Challenge:
Locate each line below that includes "name" and reproduce it.

(Figure record listings)

=-=-=

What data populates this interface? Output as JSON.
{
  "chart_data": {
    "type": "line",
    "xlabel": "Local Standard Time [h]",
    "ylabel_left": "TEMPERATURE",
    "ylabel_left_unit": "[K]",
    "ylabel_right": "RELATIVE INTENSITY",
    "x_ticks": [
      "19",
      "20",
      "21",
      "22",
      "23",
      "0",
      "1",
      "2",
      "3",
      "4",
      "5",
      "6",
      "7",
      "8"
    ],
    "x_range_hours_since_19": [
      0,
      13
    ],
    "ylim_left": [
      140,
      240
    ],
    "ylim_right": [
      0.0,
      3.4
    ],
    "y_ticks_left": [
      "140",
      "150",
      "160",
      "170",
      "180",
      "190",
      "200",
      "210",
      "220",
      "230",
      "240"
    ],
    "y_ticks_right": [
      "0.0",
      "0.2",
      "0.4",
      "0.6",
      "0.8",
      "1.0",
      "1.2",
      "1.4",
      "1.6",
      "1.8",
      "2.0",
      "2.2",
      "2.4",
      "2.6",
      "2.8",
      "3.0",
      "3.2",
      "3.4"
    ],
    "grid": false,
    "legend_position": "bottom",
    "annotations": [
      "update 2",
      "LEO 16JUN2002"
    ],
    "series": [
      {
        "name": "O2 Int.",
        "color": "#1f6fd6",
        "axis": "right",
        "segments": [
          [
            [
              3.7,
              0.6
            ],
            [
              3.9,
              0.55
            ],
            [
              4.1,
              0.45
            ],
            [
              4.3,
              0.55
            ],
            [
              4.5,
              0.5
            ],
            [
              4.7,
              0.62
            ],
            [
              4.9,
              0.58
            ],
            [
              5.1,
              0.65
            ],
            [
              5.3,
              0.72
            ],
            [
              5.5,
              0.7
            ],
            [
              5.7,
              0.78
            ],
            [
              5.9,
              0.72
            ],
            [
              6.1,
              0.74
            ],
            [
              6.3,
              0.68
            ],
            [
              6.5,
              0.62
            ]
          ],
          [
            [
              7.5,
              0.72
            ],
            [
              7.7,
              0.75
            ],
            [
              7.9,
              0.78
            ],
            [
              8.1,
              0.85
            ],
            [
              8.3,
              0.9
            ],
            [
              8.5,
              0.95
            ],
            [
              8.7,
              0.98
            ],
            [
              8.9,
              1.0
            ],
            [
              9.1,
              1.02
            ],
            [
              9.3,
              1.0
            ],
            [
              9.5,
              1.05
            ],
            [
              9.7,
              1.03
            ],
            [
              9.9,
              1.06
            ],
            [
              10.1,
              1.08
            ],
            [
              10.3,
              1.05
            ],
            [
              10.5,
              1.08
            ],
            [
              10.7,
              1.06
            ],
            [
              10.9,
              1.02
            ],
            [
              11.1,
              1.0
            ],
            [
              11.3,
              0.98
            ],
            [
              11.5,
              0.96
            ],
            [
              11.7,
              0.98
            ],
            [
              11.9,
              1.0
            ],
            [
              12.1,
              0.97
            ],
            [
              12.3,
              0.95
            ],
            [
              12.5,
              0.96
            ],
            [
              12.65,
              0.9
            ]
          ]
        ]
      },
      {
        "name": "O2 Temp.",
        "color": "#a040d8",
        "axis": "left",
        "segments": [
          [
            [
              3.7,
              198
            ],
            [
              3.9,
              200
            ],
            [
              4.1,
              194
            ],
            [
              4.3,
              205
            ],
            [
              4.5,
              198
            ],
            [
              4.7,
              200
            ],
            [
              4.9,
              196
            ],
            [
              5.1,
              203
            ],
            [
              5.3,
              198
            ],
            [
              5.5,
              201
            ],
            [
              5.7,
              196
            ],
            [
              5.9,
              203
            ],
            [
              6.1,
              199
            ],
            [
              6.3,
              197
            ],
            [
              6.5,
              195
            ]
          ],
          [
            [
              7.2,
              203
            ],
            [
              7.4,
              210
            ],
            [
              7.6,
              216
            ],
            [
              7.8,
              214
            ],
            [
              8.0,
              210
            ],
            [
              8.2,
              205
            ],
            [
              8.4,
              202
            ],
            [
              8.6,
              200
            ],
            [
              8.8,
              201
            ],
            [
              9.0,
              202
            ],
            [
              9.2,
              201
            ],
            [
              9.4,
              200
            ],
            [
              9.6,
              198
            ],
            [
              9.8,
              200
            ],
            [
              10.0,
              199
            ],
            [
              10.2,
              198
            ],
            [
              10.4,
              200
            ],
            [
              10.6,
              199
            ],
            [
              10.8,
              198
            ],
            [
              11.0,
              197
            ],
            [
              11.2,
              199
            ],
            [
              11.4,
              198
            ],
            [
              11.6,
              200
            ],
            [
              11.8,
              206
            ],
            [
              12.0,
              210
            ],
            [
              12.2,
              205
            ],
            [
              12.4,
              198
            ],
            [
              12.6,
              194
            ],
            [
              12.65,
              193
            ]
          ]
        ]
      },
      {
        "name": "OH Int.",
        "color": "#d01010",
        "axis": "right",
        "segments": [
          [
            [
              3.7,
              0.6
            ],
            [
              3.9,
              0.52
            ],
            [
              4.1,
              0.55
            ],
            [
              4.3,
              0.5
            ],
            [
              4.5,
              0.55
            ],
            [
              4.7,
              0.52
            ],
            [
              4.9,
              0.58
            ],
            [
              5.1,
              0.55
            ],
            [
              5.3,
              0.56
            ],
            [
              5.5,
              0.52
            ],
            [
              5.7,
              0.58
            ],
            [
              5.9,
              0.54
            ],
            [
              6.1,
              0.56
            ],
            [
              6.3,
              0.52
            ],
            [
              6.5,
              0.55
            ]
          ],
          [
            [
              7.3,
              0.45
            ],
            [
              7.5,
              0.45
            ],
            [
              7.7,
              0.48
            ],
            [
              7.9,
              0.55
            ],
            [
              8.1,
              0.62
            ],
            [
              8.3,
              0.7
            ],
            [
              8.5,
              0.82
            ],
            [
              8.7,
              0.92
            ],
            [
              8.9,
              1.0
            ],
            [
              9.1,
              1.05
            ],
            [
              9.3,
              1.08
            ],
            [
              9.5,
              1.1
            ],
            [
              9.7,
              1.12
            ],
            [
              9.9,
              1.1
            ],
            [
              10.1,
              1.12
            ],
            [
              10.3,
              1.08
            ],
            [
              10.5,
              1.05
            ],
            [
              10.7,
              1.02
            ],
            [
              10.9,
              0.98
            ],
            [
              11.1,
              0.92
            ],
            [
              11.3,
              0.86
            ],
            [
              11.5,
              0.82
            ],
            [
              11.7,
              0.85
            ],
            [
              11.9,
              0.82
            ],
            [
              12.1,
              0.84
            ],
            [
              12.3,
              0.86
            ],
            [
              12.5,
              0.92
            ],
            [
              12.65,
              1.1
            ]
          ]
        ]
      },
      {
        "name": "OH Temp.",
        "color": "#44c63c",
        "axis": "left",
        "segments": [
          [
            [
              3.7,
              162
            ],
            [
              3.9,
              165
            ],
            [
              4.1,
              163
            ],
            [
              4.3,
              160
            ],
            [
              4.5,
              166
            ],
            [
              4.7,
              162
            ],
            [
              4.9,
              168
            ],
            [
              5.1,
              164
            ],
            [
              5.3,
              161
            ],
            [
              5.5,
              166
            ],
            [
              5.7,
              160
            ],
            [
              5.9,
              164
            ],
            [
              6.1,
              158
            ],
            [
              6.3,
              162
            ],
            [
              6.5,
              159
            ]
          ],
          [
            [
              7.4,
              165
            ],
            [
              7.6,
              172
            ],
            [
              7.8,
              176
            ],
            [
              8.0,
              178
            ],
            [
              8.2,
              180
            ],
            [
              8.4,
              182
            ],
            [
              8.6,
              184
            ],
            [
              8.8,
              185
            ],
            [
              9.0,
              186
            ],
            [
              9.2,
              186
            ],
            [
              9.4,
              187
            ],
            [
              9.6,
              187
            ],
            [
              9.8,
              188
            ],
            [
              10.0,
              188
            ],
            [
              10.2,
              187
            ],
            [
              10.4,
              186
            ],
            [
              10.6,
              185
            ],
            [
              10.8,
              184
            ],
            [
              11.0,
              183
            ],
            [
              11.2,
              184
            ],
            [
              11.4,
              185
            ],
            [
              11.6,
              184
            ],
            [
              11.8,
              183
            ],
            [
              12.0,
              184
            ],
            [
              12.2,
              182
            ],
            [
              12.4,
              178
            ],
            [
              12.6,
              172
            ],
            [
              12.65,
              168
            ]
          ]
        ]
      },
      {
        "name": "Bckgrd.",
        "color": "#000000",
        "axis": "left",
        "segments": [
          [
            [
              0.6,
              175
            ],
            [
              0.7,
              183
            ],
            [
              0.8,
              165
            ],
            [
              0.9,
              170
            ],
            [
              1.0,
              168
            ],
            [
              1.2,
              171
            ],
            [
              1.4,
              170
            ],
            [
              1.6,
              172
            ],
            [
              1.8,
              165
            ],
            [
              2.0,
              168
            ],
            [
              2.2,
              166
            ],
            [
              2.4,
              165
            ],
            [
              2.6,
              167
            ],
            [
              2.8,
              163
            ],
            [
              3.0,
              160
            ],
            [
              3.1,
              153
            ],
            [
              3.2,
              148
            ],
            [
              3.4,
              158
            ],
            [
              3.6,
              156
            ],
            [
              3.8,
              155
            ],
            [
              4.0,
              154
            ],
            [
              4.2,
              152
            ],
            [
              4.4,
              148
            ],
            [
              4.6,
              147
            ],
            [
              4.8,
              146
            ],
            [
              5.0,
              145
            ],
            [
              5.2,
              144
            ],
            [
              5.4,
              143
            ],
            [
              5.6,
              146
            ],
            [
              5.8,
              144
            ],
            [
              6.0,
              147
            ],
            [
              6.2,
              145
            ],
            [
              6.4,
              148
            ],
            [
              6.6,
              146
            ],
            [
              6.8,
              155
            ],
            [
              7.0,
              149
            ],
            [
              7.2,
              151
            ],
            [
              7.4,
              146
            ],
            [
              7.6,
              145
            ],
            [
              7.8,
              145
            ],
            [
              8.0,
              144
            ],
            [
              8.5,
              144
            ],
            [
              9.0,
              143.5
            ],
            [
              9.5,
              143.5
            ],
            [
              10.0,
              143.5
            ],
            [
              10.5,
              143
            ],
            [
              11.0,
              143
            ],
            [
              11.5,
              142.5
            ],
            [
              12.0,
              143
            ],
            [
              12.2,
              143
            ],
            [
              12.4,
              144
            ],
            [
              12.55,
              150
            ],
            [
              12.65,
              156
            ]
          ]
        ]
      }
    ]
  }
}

=-=-=

Complete response:
        "name": "O2 Int.",
        "name": "O2 Temp.",
        "name": "OH Int.",
        "name": "OH Temp.",
        "name": "Bckgrd.",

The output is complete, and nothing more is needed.